* _DIRECTIONS_:
Check every line of the entries for "content", and copy the lines that hold it.

Excerpts from a figure dataset
● ● ● ● ● ● ●

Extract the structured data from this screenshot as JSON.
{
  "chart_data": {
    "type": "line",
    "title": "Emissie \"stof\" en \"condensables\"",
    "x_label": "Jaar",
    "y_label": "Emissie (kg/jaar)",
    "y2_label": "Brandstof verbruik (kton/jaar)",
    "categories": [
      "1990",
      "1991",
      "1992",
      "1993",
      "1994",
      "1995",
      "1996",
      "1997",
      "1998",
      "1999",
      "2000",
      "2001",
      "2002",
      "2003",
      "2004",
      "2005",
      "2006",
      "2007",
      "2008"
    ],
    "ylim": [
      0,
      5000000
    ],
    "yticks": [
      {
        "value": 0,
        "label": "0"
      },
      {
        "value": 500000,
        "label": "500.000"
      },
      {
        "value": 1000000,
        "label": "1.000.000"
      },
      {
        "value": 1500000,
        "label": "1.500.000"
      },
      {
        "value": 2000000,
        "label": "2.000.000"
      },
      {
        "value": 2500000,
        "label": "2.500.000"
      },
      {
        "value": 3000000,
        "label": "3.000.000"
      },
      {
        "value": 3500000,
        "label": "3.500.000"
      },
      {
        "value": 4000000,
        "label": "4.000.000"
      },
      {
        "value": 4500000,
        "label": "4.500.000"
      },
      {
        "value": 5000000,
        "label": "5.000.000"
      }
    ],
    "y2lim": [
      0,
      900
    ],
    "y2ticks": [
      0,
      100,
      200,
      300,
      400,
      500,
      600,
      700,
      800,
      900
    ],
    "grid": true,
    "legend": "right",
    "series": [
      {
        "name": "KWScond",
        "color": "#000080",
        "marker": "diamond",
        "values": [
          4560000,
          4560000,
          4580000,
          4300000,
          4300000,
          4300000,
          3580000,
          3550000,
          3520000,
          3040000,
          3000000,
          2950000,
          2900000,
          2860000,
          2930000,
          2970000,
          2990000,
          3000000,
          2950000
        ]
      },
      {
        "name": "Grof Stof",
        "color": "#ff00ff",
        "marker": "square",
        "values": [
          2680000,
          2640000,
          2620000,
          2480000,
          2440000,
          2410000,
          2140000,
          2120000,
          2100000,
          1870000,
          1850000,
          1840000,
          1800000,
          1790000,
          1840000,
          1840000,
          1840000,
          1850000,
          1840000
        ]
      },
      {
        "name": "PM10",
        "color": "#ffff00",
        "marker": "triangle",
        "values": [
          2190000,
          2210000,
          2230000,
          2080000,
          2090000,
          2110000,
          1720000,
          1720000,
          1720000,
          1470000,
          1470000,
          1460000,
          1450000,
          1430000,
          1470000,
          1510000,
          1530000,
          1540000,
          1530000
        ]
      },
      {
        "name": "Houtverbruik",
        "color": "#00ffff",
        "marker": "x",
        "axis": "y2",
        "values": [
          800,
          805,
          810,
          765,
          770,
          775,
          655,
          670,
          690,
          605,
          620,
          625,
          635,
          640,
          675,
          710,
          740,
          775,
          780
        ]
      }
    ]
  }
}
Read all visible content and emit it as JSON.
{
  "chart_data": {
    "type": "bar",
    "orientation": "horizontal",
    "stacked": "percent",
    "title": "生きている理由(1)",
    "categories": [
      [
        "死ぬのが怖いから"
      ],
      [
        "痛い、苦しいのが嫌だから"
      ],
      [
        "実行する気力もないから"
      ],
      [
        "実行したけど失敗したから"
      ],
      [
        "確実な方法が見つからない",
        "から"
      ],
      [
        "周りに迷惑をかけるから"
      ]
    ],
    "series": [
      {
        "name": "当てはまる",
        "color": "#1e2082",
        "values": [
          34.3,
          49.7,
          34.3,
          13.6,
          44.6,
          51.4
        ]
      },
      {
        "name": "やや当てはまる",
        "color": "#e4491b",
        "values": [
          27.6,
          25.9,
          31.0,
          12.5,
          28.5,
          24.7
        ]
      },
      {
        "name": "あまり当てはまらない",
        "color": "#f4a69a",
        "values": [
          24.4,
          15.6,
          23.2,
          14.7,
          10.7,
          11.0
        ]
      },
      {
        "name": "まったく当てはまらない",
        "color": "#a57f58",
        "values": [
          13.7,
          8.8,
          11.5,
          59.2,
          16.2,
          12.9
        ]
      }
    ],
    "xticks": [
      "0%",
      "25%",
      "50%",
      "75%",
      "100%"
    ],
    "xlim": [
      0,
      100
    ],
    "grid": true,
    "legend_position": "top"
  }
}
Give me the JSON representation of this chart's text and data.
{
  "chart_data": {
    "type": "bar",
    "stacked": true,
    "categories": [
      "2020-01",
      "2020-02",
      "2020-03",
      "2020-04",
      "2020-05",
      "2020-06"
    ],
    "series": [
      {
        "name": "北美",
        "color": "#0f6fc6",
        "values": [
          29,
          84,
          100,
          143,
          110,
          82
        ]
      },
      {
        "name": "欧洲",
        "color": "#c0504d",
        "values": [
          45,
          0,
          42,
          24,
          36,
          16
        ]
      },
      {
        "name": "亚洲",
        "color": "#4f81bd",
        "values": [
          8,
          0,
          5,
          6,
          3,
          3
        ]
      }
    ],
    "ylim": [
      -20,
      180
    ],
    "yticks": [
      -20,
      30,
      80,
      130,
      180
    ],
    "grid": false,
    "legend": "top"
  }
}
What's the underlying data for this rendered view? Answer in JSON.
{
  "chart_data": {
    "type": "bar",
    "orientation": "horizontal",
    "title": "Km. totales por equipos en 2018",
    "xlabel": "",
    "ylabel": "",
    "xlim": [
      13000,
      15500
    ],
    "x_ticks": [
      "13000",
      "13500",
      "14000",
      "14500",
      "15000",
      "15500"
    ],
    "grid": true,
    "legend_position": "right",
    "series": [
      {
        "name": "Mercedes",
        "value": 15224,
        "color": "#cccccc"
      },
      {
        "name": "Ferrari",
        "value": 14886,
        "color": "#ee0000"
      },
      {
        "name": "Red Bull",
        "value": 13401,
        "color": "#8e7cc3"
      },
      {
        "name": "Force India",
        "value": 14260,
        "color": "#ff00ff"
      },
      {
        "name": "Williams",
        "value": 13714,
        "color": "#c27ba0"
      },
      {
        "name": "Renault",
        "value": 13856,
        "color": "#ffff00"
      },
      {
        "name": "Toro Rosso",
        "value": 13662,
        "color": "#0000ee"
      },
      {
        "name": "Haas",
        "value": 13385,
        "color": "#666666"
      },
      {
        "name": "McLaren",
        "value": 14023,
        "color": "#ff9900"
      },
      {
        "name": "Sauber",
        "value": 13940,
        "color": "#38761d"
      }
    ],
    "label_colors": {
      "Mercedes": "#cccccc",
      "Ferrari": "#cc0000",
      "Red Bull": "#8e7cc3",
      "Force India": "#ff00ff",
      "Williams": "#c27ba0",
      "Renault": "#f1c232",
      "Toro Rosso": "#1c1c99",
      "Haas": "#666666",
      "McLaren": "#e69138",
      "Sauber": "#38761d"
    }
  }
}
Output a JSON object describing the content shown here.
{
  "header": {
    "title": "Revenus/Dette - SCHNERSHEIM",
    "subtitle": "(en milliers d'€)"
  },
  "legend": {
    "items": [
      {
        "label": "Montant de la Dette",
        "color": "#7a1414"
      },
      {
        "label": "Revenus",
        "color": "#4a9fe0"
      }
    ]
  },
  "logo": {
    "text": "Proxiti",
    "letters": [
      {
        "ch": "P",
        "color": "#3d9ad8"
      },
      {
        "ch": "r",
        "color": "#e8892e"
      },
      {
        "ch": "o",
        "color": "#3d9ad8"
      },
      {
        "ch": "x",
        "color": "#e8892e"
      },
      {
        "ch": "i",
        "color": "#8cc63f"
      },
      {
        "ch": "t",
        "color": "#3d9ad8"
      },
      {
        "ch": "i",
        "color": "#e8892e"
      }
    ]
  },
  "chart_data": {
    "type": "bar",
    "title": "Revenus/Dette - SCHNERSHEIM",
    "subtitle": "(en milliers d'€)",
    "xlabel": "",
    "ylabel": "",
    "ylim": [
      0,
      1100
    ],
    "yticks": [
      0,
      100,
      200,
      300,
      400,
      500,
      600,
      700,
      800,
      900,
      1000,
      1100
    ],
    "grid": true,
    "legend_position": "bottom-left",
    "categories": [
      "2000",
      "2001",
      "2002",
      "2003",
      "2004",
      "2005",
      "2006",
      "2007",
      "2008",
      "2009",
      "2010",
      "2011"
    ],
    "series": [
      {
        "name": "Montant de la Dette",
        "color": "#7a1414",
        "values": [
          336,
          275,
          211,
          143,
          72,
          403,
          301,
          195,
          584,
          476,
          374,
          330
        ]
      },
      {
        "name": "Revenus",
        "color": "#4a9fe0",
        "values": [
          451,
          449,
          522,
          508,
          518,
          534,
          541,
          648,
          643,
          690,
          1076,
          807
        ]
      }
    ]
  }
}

● ● ● ● ● ● ●

* _EXERCISE OUTPUT_:
Read all visible content and emit it as JSON.
Output a JSON object describing the content shown here.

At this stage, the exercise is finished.